───── QUOTED PASSAGE
When thinking about my life and the things I see, I try to control the framing I think in.
I am not a naturally positive person, in fact, my first reaction to most things is quite negative. I used to find it very easy to get stuck in existential dread or frustration about how unfair things were or how unjust life felt.
I believe that we can greatly influence our reality with our thoughts but in my experience, no amount of positive affirmations can hide what’s going on behind those thoughts. So much is decided by the subconscious mind and the subconscious mind can only be worked on through a change in the frame.
That means feeling everything you feel fully, not denying any thoughts or emotions, but careful attention to which thoughts you think, and becoming a guiding voice for all your chemica reactions.
You can’t instantly stop liking something. But you can find the good aspects of it or look for positive things yo counter it. You can’t cover up fear or anger with forced positivity, but you can find the deeper root of these emotions and compensate for them through self love and support.
──────────
───── GIVEN DATA
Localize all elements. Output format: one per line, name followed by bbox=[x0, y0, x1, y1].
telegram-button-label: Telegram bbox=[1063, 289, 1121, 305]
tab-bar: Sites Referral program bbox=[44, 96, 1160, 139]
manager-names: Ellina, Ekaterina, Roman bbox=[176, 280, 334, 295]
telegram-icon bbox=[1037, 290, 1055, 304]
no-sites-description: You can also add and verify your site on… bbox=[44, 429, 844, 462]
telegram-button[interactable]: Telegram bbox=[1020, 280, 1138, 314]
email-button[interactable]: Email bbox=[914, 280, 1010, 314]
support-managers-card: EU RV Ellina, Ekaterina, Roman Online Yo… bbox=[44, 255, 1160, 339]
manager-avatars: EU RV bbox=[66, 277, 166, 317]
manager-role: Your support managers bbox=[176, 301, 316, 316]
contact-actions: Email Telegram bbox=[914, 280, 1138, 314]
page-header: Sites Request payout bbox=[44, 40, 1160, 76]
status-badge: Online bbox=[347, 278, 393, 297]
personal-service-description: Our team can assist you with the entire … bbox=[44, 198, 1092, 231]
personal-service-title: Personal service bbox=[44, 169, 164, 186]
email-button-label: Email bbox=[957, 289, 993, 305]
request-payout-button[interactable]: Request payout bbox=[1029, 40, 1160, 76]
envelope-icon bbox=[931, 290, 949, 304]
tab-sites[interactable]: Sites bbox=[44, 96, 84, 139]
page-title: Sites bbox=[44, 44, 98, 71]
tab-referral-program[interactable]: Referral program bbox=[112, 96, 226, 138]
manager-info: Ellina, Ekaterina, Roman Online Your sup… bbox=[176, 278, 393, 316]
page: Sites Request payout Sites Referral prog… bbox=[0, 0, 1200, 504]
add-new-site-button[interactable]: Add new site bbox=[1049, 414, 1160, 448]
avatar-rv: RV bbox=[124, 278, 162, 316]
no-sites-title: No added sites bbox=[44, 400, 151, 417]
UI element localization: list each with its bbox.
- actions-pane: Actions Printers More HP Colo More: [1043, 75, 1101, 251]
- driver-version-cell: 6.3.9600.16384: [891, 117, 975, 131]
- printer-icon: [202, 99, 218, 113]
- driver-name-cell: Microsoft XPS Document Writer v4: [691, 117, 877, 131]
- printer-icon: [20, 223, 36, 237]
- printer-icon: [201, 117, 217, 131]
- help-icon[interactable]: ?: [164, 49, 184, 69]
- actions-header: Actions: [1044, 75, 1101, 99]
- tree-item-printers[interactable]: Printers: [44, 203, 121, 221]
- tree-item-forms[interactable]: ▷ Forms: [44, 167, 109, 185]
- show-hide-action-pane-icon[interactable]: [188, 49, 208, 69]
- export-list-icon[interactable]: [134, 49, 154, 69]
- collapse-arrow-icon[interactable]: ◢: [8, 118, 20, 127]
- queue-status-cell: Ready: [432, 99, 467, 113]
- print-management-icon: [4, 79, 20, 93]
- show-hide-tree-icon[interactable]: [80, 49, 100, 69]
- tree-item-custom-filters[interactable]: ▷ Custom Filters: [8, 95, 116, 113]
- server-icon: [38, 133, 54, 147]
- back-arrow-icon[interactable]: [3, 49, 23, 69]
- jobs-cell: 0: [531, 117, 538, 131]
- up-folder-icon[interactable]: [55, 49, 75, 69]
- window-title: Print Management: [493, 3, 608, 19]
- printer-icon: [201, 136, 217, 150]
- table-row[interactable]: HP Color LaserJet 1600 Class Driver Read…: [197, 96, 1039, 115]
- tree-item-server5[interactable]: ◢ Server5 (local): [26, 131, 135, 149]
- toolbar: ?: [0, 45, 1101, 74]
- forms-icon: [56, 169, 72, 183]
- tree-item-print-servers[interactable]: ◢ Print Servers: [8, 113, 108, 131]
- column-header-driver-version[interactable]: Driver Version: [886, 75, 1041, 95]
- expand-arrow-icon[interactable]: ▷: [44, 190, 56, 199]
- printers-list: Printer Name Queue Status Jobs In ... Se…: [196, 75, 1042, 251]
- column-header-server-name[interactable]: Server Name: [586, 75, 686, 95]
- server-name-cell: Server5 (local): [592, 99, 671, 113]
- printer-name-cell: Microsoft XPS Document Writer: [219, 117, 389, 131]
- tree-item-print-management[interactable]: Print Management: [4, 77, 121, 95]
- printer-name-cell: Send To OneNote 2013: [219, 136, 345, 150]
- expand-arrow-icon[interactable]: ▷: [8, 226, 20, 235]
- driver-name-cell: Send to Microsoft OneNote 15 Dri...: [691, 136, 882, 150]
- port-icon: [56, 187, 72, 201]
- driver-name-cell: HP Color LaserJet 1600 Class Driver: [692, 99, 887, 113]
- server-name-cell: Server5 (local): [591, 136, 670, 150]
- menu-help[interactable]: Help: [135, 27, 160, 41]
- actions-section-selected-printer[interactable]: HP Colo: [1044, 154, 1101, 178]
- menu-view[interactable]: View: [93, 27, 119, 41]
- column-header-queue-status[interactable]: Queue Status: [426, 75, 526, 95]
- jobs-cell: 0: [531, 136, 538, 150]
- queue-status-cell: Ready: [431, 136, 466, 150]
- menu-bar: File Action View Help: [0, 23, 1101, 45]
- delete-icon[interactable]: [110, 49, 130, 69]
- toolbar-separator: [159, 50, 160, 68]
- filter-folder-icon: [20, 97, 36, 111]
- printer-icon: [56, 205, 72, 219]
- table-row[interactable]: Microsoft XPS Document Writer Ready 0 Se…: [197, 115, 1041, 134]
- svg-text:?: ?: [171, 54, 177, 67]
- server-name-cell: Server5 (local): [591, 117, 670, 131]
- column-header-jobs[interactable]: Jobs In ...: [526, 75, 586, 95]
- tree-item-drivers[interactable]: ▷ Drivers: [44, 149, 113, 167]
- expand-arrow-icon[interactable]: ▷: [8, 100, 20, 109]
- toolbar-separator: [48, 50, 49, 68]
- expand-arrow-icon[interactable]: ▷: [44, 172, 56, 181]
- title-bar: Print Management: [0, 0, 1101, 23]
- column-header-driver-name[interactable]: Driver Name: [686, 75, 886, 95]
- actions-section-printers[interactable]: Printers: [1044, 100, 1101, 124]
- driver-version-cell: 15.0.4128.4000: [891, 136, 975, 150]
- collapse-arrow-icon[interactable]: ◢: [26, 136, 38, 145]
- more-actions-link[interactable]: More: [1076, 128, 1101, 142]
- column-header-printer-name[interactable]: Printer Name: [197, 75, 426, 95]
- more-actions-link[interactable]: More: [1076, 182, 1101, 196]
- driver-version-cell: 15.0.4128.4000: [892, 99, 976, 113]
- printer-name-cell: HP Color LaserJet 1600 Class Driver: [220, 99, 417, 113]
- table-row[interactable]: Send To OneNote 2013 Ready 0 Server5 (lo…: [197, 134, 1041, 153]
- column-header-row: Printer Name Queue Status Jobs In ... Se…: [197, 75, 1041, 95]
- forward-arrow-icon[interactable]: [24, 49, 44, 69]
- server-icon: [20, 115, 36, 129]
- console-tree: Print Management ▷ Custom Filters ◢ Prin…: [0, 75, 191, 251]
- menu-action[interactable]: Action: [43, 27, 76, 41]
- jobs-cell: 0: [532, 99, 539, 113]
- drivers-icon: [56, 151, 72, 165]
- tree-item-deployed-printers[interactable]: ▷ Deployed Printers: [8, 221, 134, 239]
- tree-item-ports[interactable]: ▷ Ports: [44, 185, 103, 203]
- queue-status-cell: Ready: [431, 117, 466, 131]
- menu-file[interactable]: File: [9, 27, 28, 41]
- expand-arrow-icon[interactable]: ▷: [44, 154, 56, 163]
──────────
ASSIGNED TASK 1 =>
In the passage about framing thoughts, what is the writer's first reaction to most things?
ASSIGNED TASK 2 =>
Summarize the passage about framing thoughts in two sentences.
Please rely only on the passage about framing thoughts, not on the rows.

RESPONSE 1 =>
Quite negative.

RESPONSE 2 =>
The writer, who is not naturally positive, tries to control the framing of thoughts, holding that positive affirmations cannot hide what lies behind those thoughts and that the subconscious mind can only be worked on through a change in frame. This means feeling every emotion fully while paying careful attention to which thoughts one thinks, and meeting fear or anger by finding their deeper root and compensating through self love and support rather than forced positivity.